**RECORDED DATA:**
══════
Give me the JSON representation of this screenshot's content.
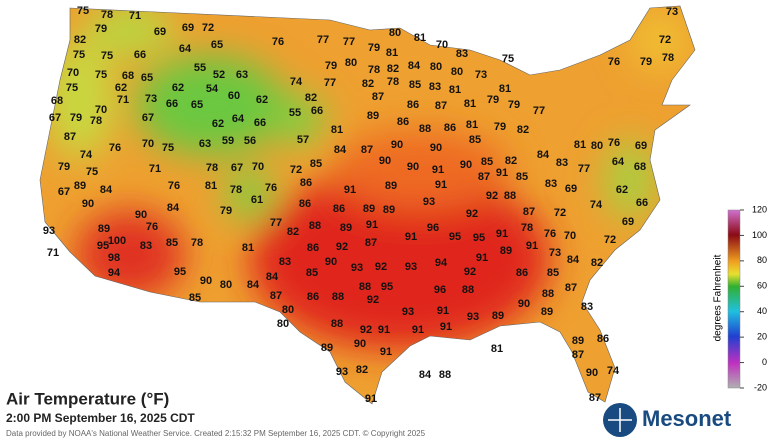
{
  "title": "Air Temperature (°F)",
  "subtitle": "2:00 PM September 16, 2025 CDT",
  "credit": "Data provided by NOAA's National Weather Service. Created 2:15:32 PM September 16, 2025 CDT. © Copyright 2025",
  "logo": "Mesonet",
  "colorbar": {
    "label": "degrees Fahrenheit",
    "ticks": [
      120,
      100,
      80,
      60,
      40,
      20,
      0,
      -20
    ]
  },
  "stations": [
    75,
    78,
    71,
    79,
    69,
    69,
    72,
    82,
    75,
    66,
    64,
    65,
    75,
    70,
    75,
    68,
    65,
    55,
    52,
    63,
    62,
    62,
    54,
    60,
    62,
    75,
    71,
    73,
    66,
    65,
    68,
    67,
    79,
    78,
    70,
    67,
    62,
    64,
    66,
    55,
    66,
    63,
    59,
    56,
    57,
    87,
    76,
    70,
    75,
    74,
    79,
    75,
    71,
    78,
    67,
    70,
    72,
    85,
    67,
    89,
    84,
    76,
    81,
    78,
    76,
    86,
    90,
    90,
    84,
    79,
    61,
    86,
    93,
    89,
    76,
    77,
    82,
    95,
    100,
    83,
    85,
    78,
    81,
    71,
    98,
    94,
    95,
    90,
    80,
    84,
    85,
    84,
    87,
    80,
    83,
    80,
    76,
    77,
    77,
    79,
    81,
    80,
    81,
    70,
    83,
    75,
    73,
    72,
    76,
    79,
    78,
    79,
    80,
    78,
    82,
    84,
    80,
    80,
    73,
    81,
    74,
    77,
    82,
    78,
    85,
    83,
    81,
    82,
    87,
    86,
    87,
    81,
    79,
    79,
    77,
    89,
    86,
    88,
    86,
    81,
    79,
    82,
    81,
    85,
    84,
    87,
    90,
    90,
    90,
    90,
    91,
    90,
    85,
    82,
    84,
    83,
    81,
    80,
    76,
    69,
    77,
    64,
    68,
    91,
    89,
    91,
    87,
    91,
    85,
    83,
    69,
    62,
    88,
    86,
    89,
    89,
    93,
    92,
    92,
    88,
    87,
    74,
    66,
    72,
    69,
    89,
    91,
    96,
    95,
    95,
    91,
    78,
    76,
    70,
    72,
    86,
    92,
    87,
    91,
    91,
    89,
    91,
    73,
    90,
    93,
    92,
    93,
    94,
    92,
    86,
    85,
    84,
    82,
    85,
    88,
    95,
    96,
    88,
    87,
    88,
    86,
    88,
    92,
    90,
    83,
    89,
    93,
    91,
    93,
    89,
    88,
    92,
    91,
    91,
    91,
    89,
    90,
    91,
    81,
    89,
    86,
    87,
    93,
    82,
    84,
    88,
    90,
    74,
    91,
    87
  ]
}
══════
**PROMPT:** Exclude the pictures. Write out the remaining data exactly.

**SOLUTION FOR THIS PROBLEM:**
Give me the JSON representation of this screenshot's content.
{
  "title": "Air Temperature (°F)",
  "subtitle": "2:00 PM September 16, 2025 CDT",
  "credit": "Data provided by NOAA's National Weather Service. Created 2:15:32 PM September 16, 2025 CDT. © Copyright 2025",
  "logo": "Mesonet",
  "colorbar": {
    "label": "degrees Fahrenheit",
    "ticks": [
      120,
      100,
      80,
      60,
      40,
      20,
      0,
      -20
    ]
  },
  "stations": [
    75,
    78,
    71,
    79,
    69,
    69,
    72,
    82,
    75,
    66,
    64,
    65,
    75,
    70,
    75,
    68,
    65,
    55,
    52,
    63,
    62,
    62,
    54,
    60,
    62,
    75,
    71,
    73,
    66,
    65,
    68,
    67,
    79,
    78,
    70,
    67,
    62,
    64,
    66,
    55,
    66,
    63,
    59,
    56,
    57,
    87,
    76,
    70,
    75,
    74,
    79,
    75,
    71,
    78,
    67,
    70,
    72,
    85,
    67,
    89,
    84,
    76,
    81,
    78,
    76,
    86,
    90,
    90,
    84,
    79,
    61,
    86,
    93,
    89,
    76,
    77,
    82,
    95,
    100,
    83,
    85,
    78,
    81,
    71,
    98,
    94,
    95,
    90,
    80,
    84,
    85,
    84,
    87,
    80,
    83,
    80,
    76,
    77,
    77,
    79,
    81,
    80,
    81,
    70,
    83,
    75,
    73,
    72,
    76,
    79,
    78,
    79,
    80,
    78,
    82,
    84,
    80,
    80,
    73,
    81,
    74,
    77,
    82,
    78,
    85,
    83,
    81,
    82,
    87,
    86,
    87,
    81,
    79,
    79,
    77,
    89,
    86,
    88,
    86,
    81,
    79,
    82,
    81,
    85,
    84,
    87,
    90,
    90,
    90,
    90,
    91,
    90,
    85,
    82,
    84,
    83,
    81,
    80,
    76,
    69,
    77,
    64,
    68,
    91,
    89,
    91,
    87,
    91,
    85,
    83,
    69,
    62,
    88,
    86,
    89,
    89,
    93,
    92,
    92,
    88,
    87,
    74,
    66,
    72,
    69,
    89,
    91,
    96,
    95,
    95,
    91,
    78,
    76,
    70,
    72,
    86,
    92,
    87,
    91,
    91,
    89,
    91,
    73,
    90,
    93,
    92,
    93,
    94,
    92,
    86,
    85,
    84,
    82,
    85,
    88,
    95,
    96,
    88,
    87,
    88,
    86,
    88,
    92,
    90,
    83,
    89,
    93,
    91,
    93,
    89,
    88,
    92,
    91,
    91,
    91,
    89,
    90,
    91,
    81,
    89,
    86,
    87,
    93,
    82,
    84,
    88,
    90,
    74,
    91,
    87
  ]
}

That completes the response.